GOAL:
Extract, from the records beneath this instruction, each line that contains the word "caption".

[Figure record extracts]
_ _ _ _ _
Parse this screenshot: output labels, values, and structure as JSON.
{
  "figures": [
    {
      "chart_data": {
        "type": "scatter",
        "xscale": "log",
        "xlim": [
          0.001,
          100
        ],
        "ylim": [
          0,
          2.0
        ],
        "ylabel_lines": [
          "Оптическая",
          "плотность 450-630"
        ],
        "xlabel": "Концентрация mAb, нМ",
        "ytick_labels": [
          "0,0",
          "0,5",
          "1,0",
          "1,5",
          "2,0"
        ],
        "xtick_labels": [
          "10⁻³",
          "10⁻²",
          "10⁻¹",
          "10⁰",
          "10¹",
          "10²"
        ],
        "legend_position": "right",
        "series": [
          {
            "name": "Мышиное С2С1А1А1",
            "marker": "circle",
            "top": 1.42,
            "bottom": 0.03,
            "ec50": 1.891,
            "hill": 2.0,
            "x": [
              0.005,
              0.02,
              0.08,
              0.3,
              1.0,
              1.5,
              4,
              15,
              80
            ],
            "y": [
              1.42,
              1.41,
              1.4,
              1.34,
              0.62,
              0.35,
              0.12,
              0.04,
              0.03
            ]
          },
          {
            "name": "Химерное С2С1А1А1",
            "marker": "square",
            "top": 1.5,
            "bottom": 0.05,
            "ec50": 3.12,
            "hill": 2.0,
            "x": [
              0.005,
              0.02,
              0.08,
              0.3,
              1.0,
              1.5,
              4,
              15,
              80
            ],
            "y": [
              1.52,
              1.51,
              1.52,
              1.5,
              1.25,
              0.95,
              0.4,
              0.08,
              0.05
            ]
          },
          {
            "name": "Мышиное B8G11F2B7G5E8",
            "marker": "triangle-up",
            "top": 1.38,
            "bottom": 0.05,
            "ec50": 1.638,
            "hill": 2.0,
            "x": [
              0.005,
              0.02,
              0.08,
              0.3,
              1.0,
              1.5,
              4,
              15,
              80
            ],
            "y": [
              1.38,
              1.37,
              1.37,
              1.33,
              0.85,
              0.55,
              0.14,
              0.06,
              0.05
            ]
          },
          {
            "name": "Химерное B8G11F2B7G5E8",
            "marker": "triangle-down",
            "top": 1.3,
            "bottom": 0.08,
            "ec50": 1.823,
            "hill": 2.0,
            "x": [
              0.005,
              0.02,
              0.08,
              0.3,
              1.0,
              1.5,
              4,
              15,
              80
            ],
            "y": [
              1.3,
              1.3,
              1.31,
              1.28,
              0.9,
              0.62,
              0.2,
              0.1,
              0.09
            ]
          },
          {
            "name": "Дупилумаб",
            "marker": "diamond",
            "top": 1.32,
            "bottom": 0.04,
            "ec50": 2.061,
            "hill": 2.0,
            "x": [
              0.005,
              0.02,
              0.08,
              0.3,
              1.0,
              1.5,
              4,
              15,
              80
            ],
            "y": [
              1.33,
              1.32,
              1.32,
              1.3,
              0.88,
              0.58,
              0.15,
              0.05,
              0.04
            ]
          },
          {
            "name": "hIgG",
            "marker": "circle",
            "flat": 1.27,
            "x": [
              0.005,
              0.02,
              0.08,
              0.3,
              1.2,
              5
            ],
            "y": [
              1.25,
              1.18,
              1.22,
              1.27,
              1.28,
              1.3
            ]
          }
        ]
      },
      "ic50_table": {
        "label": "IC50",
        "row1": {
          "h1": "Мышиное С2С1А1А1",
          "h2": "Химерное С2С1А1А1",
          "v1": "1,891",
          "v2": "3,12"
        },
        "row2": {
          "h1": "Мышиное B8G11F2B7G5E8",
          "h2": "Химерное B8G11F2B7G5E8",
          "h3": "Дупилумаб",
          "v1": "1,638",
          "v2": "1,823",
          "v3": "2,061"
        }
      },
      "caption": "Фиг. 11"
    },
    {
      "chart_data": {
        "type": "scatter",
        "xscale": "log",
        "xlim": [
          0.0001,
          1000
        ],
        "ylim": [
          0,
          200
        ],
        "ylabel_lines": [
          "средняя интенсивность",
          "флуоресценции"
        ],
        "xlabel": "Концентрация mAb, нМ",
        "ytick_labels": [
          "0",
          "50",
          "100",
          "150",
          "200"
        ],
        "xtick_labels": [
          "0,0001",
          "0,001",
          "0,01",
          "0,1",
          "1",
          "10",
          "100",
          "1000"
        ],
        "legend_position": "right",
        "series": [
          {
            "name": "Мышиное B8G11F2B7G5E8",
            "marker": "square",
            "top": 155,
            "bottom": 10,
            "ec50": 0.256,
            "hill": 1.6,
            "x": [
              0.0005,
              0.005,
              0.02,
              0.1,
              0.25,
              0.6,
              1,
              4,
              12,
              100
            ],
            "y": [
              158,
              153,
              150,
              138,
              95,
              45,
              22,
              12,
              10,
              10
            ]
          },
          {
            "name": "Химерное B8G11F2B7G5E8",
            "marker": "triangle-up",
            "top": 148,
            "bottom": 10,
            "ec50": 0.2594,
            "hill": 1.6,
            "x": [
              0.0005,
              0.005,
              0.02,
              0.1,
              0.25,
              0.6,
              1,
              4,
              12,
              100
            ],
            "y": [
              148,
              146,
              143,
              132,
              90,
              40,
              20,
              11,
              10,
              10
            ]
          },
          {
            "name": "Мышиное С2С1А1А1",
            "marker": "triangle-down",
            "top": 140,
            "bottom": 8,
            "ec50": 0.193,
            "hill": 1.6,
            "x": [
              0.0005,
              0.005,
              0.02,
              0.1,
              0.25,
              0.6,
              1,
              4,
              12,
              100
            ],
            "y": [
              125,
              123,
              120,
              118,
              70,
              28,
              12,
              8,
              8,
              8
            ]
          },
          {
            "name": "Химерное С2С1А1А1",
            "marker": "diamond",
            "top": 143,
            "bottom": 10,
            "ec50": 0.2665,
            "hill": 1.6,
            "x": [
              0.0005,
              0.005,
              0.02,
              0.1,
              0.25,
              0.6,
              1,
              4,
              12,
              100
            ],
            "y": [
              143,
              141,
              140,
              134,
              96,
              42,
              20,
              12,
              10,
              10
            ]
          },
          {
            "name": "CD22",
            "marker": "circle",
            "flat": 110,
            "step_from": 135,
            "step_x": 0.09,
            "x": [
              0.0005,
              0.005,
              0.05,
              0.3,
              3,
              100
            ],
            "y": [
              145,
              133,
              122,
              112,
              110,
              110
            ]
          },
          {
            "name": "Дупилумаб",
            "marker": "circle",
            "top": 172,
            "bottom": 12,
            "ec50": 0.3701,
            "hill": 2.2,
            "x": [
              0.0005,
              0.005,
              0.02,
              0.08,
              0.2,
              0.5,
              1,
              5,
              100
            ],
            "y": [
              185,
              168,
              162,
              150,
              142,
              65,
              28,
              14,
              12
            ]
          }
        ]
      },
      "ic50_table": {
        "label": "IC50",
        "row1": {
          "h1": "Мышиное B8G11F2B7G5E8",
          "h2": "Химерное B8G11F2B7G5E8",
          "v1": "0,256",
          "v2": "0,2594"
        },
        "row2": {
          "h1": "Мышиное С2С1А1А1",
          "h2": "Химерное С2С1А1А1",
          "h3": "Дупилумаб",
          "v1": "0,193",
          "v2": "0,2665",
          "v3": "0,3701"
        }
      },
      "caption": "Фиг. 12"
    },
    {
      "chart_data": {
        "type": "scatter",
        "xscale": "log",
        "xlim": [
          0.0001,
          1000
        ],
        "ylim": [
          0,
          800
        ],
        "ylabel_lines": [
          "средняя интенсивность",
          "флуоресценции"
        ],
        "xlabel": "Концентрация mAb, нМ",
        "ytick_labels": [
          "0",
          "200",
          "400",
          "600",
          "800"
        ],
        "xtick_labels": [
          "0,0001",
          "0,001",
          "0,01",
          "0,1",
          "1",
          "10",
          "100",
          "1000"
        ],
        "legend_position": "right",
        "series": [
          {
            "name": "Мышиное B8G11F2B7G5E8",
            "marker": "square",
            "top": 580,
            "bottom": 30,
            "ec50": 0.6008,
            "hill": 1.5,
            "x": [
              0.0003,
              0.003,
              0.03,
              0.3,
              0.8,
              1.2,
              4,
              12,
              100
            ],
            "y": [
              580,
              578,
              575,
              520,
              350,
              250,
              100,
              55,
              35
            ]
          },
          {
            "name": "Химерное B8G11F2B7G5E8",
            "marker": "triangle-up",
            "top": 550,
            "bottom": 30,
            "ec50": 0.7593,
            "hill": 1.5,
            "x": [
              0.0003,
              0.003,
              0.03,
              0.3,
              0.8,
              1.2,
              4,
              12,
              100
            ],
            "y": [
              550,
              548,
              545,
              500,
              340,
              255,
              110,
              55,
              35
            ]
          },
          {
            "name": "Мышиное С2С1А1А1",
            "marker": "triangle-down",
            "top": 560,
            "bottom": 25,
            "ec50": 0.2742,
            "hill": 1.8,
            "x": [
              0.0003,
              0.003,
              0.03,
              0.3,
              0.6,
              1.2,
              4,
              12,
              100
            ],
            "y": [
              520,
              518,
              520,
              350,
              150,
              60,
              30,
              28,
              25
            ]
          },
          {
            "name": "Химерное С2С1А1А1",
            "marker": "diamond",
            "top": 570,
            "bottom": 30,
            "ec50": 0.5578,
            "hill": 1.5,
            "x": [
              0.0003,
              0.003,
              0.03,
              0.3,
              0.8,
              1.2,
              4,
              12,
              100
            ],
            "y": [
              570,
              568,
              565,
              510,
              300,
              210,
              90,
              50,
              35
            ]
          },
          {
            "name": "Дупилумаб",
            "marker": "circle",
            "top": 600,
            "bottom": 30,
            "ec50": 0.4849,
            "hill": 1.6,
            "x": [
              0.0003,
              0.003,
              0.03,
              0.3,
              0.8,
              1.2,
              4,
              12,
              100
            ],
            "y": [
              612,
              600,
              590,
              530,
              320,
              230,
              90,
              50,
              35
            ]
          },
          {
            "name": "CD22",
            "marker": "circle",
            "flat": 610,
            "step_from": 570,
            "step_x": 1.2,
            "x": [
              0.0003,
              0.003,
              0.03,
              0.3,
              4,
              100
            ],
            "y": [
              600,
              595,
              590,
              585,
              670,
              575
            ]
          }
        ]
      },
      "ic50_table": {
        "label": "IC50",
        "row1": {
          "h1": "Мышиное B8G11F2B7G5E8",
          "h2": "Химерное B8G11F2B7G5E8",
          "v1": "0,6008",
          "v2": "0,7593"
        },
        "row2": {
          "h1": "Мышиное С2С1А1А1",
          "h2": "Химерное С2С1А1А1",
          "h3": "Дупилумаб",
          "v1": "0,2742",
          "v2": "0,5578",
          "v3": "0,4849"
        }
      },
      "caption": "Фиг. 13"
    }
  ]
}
_ _ _ _ _
EXERCISE OUTPUT:
      "caption": "Фиг. 11"
      "caption": "Фиг. 12"
      "caption": "Фиг. 13"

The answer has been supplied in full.